Can you reproduce the data beneath, keeping every line exact?

··········

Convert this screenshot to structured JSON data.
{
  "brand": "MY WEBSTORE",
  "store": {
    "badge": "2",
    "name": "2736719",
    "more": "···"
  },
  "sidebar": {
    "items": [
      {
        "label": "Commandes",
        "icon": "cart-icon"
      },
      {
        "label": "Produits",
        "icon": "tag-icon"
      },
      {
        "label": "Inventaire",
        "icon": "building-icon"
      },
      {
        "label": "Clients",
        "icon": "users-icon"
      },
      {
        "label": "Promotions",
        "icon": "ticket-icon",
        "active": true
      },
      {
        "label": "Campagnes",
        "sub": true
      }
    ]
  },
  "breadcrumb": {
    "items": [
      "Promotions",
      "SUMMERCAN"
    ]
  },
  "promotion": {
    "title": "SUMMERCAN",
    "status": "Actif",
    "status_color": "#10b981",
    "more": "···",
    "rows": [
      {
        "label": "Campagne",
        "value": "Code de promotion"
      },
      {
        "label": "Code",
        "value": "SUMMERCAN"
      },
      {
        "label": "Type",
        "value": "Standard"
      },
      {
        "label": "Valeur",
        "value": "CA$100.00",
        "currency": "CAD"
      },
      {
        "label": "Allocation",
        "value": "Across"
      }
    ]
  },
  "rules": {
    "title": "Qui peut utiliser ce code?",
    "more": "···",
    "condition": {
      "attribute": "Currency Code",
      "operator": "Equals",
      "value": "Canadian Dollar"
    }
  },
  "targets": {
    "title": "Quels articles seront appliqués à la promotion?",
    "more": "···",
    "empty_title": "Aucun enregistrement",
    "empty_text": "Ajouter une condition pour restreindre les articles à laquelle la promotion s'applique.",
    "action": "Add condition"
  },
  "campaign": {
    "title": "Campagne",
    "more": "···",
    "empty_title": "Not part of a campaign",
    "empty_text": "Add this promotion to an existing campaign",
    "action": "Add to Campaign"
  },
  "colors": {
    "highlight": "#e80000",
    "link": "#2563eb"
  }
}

··········

● Solution:
Convert this screenshot to structured JSON data.
{
  "brand": "MY WEBSTORE",
  "store": {
    "badge": "2",
    "name": "2736719",
    "more": "···"
  },
  "sidebar": {
    "items": [
      {
        "label": "Commandes",
        "icon": "cart-icon"
      },
      {
        "label": "Produits",
        "icon": "tag-icon"
      },
      {
        "label": "Inventaire",
        "icon": "building-icon"
      },
      {
        "label": "Clients",
        "icon": "users-icon"
      },
      {
        "label": "Promotions",
        "icon": "ticket-icon",
        "active": true
      },
      {
        "label": "Campagnes",
        "sub": true
      }
    ]
  },
  "breadcrumb": {
    "items": [
      "Promotions",
      "SUMMERCAN"
    ]
  },
  "promotion": {
    "title": "SUMMERCAN",
    "status": "Actif",
    "status_color": "#10b981",
    "more": "···",
    "rows": [
      {
        "label": "Campagne",
        "value": "Code de promotion"
      },
      {
        "label": "Code",
        "value": "SUMMERCAN"
      },
      {
        "label": "Type",
        "value": "Standard"
      },
      {
        "label": "Valeur",
        "value": "CA$100.00",
        "currency": "CAD"
      },
      {
        "label": "Allocation",
        "value": "Across"
      }
    ]
  },
  "rules": {
    "title": "Qui peut utiliser ce code?",
    "more": "···",
    "condition": {
      "attribute": "Currency Code",
      "operator": "Equals",
      "value": "Canadian Dollar"
    }
  },
  "targets": {
    "title": "Quels articles seront appliqués à la promotion?",
    "more": "···",
    "empty_title": "Aucun enregistrement",
    "empty_text": "Ajouter une condition pour restreindre les articles à laquelle la promotion s'applique.",
    "action": "Add condition"
  },
  "campaign": {
    "title": "Campagne",
    "more": "···",
    "empty_title": "Not part of a campaign",
    "empty_text": "Add this promotion to an existing campaign",
    "action": "Add to Campaign"
  },
  "colors": {
    "highlight": "#e80000",
    "link": "#2563eb"
  }
}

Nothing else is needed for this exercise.